REQUIREMENT – Extract the listing below in full, unchanged.

[DATA FOR THE TASK start]

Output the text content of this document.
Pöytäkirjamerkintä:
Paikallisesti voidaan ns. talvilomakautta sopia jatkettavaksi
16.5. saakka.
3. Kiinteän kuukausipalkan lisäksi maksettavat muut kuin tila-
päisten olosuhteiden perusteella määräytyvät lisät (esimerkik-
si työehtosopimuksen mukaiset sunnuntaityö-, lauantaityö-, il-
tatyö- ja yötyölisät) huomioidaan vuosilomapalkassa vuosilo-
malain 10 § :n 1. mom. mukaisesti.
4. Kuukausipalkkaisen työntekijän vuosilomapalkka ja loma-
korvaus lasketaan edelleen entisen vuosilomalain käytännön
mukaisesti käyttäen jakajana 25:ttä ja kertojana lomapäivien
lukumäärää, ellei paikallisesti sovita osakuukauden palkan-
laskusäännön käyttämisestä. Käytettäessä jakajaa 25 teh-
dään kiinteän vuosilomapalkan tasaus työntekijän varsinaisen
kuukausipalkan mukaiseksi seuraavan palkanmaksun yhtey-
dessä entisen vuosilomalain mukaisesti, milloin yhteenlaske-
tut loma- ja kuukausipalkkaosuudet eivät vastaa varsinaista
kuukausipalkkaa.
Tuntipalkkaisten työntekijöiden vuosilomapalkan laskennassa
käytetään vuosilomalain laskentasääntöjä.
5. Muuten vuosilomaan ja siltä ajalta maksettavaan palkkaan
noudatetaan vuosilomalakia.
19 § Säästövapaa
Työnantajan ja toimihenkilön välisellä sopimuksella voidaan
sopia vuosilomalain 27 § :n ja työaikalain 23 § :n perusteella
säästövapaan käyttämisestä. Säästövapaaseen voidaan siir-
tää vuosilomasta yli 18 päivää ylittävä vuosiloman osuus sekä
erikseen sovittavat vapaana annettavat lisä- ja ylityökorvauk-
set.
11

[DATA FOR THE TASK end]

SOLUTION TO THIS PROBLEM –
Output the text content of this document.
Pöytäkirjamerkintä:
Paikallisesti voidaan ns. talvilomakautta sopia jatkettavaksi
16.5. saakka.
3. Kiinteän kuukausipalkan lisäksi maksettavat muut kuin tila-
päisten olosuhteiden perusteella määräytyvät lisät (esimerkik-
si työehtosopimuksen mukaiset sunnuntaityö-, lauantaityö-, il-
tatyö- ja yötyölisät) huomioidaan vuosilomapalkassa vuosilo-
malain 10 § :n 1. mom. mukaisesti.
4. Kuukausipalkkaisen työntekijän vuosilomapalkka ja loma-
korvaus lasketaan edelleen entisen vuosilomalain käytännön
mukaisesti käyttäen jakajana 25:ttä ja kertojana lomapäivien
lukumäärää, ellei paikallisesti sovita osakuukauden palkan-
laskusäännön käyttämisestä. Käytettäessä jakajaa 25 teh-
dään kiinteän vuosilomapalkan tasaus työntekijän varsinaisen
kuukausipalkan mukaiseksi seuraavan palkanmaksun yhtey-
dessä entisen vuosilomalain mukaisesti, milloin yhteenlaske-
tut loma- ja kuukausipalkkaosuudet eivät vastaa varsinaista
kuukausipalkkaa.
Tuntipalkkaisten työntekijöiden vuosilomapalkan laskennassa
käytetään vuosilomalain laskentasääntöjä.
5. Muuten vuosilomaan ja siltä ajalta maksettavaan palkkaan
noudatetaan vuosilomalakia.
19 § Säästövapaa
Työnantajan ja toimihenkilön välisellä sopimuksella voidaan
sopia vuosilomalain 27 § :n ja työaikalain 23 § :n perusteella
säästövapaan käyttämisestä. Säästövapaaseen voidaan siir-
tää vuosilomasta yli 18 päivää ylittävä vuosiloman osuus sekä
erikseen sovittavat vapaana annettavat lisä- ja ylityökorvauk-
set.
11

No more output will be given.